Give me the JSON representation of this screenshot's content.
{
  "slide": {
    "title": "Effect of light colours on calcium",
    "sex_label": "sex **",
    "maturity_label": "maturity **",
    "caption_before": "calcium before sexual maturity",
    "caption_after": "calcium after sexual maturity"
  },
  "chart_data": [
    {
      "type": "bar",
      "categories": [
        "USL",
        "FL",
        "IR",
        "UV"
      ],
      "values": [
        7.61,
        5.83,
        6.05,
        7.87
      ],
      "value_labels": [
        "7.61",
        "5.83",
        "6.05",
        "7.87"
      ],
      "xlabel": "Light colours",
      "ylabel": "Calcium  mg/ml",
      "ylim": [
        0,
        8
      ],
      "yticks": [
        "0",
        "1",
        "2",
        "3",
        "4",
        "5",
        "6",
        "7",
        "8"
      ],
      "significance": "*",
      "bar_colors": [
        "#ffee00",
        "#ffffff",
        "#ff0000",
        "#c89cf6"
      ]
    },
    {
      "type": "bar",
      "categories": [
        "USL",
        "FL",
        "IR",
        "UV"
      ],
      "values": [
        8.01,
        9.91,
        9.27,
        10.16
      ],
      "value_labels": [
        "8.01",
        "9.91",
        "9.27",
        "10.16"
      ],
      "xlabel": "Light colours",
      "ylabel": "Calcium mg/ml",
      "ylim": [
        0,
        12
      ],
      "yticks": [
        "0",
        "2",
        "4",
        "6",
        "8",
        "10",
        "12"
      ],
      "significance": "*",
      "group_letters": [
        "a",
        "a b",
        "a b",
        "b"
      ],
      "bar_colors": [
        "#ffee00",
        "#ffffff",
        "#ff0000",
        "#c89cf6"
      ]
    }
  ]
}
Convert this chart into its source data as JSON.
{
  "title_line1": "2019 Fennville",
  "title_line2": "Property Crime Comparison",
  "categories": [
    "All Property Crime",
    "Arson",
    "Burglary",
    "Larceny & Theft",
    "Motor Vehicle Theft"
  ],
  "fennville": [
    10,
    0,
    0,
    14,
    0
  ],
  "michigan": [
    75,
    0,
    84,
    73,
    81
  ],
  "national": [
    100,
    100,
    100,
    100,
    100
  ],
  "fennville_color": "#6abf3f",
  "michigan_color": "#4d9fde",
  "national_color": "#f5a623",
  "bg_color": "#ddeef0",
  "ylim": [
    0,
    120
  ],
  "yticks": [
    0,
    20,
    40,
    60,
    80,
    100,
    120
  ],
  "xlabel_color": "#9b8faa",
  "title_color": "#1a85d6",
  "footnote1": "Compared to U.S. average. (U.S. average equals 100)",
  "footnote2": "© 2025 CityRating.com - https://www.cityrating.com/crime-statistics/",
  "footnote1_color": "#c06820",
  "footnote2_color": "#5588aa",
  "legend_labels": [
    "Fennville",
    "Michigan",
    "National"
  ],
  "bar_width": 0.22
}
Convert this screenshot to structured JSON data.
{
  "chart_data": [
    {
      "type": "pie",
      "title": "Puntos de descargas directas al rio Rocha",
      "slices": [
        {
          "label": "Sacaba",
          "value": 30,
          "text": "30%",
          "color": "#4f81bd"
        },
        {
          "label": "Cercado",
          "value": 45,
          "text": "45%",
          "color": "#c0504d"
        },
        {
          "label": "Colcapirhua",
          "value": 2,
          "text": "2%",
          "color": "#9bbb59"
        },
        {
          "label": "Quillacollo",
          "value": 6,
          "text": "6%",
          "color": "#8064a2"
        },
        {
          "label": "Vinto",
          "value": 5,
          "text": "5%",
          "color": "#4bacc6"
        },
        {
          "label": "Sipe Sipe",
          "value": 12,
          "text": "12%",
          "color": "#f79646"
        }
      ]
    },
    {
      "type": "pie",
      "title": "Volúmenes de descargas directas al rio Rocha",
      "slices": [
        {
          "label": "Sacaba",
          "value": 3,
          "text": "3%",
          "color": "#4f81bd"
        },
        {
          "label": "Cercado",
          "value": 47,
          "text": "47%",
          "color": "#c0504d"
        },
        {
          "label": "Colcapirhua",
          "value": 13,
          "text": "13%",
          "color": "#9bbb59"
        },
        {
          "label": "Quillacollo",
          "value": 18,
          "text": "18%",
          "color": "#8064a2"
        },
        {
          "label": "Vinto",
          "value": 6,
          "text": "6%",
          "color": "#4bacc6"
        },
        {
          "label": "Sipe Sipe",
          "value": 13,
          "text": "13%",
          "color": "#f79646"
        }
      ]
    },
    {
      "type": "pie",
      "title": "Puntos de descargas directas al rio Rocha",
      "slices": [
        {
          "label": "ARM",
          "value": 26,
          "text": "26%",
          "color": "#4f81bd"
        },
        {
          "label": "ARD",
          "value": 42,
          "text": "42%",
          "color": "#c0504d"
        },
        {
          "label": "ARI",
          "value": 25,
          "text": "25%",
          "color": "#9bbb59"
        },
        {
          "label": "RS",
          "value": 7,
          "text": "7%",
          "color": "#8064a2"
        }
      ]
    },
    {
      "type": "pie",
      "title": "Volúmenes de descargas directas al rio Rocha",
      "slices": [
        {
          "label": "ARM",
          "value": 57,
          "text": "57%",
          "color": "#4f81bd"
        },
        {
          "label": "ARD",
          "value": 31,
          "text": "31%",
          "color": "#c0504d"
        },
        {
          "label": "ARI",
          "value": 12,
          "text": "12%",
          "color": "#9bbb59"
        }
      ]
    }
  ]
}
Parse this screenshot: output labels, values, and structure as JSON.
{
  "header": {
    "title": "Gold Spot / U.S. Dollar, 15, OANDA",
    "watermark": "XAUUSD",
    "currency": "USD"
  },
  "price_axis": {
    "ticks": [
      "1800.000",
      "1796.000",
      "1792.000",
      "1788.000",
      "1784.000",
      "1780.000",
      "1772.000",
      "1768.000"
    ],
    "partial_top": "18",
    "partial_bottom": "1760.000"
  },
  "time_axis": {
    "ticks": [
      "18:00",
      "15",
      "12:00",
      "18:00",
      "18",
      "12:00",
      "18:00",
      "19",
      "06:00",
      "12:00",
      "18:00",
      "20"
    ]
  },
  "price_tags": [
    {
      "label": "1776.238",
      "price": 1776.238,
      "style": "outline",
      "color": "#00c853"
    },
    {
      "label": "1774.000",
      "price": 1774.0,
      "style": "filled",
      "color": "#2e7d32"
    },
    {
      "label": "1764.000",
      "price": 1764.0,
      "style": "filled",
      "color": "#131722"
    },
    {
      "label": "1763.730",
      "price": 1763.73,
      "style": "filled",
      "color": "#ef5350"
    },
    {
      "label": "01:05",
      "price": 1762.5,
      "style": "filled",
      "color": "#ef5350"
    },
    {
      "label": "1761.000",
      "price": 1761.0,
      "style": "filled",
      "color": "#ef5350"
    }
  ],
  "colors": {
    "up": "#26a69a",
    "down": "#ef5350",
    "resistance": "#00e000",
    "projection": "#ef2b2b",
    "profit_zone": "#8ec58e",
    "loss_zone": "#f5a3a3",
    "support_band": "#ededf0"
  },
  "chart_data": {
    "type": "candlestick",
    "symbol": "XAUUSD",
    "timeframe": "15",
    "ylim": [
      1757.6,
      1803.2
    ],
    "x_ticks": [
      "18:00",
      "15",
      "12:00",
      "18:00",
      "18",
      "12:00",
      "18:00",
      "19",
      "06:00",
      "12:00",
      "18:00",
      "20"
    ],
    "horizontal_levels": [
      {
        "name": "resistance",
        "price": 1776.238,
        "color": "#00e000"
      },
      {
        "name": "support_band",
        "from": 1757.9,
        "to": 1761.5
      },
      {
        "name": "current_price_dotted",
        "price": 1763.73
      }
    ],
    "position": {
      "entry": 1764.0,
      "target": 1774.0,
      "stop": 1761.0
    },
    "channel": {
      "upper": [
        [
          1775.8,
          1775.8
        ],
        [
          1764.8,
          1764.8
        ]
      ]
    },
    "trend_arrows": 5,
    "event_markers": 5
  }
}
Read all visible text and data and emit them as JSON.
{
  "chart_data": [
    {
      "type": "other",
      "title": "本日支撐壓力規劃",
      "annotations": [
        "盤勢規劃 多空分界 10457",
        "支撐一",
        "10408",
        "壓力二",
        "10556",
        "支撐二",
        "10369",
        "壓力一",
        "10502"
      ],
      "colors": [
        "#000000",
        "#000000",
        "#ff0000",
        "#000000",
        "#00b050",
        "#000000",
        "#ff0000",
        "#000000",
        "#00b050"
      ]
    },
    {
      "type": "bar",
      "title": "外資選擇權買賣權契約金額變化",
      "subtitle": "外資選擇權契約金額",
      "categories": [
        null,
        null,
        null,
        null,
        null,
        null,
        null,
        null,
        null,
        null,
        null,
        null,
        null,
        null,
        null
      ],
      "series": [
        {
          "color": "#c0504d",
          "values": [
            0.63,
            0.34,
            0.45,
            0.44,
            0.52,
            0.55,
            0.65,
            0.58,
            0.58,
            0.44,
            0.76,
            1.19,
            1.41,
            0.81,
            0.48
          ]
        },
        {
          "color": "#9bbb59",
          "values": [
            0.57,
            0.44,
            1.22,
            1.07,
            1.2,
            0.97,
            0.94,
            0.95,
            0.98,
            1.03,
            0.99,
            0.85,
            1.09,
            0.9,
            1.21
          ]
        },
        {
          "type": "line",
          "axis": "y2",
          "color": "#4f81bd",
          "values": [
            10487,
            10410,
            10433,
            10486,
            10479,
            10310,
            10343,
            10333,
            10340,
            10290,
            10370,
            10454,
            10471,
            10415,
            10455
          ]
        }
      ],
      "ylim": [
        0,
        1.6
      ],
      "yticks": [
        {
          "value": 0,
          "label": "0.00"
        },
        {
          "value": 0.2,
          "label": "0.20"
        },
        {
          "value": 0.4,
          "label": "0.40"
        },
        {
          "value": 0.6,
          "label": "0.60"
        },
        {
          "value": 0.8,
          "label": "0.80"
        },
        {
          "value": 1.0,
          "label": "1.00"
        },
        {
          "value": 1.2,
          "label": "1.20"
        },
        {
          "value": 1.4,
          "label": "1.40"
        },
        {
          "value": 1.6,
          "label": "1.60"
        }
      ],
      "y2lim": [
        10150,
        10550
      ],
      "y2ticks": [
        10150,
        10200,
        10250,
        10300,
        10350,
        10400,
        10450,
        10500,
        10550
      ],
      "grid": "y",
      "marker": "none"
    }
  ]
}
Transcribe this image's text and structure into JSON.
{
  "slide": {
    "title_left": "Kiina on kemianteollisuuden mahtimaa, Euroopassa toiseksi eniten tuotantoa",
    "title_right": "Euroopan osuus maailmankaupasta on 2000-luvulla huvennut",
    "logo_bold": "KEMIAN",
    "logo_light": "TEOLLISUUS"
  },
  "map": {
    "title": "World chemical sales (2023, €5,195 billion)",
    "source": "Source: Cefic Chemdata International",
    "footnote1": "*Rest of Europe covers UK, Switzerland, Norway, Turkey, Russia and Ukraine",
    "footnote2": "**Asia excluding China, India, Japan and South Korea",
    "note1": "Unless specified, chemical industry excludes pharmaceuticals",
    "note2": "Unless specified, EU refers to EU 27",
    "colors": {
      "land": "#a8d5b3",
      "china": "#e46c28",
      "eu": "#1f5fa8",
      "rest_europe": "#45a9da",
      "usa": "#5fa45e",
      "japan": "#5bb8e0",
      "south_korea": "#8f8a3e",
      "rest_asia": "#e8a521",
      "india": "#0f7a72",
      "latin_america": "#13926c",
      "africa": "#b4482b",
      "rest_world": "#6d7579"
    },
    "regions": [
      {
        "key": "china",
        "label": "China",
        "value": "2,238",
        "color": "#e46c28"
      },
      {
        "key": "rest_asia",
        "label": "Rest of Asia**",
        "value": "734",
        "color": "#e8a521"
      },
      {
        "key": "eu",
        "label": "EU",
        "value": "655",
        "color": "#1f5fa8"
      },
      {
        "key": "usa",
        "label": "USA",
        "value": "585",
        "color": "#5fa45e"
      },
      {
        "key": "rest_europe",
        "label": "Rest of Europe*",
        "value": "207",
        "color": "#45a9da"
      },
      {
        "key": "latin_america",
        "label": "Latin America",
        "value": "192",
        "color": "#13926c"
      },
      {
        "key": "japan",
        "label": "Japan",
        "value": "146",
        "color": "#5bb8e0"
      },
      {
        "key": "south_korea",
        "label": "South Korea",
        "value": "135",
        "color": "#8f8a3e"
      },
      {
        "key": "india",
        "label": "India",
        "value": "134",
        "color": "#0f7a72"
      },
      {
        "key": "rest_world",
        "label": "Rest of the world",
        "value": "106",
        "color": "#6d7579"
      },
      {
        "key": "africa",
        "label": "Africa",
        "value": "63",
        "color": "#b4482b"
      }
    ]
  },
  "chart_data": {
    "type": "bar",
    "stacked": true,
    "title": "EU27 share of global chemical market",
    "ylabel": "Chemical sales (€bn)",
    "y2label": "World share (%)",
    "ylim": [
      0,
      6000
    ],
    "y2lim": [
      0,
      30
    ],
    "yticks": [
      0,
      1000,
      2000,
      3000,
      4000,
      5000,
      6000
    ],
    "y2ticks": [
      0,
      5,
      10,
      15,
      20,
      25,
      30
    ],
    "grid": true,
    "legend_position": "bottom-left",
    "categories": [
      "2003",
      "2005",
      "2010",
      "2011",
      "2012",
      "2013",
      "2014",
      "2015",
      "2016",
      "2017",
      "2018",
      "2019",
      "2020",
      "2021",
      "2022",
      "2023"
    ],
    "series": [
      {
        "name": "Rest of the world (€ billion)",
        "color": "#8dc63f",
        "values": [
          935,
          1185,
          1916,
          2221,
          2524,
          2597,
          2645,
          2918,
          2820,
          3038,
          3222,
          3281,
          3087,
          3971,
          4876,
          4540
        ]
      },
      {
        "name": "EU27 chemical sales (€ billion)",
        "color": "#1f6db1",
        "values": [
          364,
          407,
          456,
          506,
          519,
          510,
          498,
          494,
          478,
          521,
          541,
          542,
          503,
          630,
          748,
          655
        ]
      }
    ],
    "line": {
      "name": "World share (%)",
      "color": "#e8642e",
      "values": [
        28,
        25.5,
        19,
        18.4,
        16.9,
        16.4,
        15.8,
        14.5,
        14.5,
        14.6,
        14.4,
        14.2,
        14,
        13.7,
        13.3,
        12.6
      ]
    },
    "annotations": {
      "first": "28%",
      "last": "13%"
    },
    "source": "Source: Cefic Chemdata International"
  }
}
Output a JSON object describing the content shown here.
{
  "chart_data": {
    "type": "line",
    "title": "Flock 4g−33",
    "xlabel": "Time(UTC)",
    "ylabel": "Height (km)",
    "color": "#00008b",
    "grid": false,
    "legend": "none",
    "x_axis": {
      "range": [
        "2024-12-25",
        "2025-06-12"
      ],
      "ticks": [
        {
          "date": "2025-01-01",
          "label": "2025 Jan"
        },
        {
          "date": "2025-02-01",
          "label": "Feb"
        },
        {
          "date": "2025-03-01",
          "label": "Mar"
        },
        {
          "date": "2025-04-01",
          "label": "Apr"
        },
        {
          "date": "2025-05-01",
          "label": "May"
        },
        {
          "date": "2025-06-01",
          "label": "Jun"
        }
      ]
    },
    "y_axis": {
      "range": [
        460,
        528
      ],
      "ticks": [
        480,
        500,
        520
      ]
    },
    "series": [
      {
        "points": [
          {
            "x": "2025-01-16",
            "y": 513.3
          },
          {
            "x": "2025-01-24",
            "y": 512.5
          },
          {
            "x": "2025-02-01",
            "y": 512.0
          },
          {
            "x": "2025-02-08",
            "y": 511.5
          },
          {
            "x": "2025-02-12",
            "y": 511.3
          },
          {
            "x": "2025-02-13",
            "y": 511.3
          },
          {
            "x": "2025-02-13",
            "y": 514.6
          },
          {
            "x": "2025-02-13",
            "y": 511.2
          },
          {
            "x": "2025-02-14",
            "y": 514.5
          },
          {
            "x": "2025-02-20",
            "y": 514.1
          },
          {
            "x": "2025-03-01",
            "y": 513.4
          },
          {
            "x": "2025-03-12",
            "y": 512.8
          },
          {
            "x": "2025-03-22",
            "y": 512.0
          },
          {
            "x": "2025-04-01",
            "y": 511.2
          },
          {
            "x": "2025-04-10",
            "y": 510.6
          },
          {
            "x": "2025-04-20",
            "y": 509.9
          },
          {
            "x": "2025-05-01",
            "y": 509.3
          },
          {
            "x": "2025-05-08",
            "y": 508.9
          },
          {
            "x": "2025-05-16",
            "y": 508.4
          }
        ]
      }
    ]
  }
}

────────────────

- WHAT IS NEEDED
Figure out how many lines above include the string "maturity", then report that number and nothing else.

- SOLUTION
3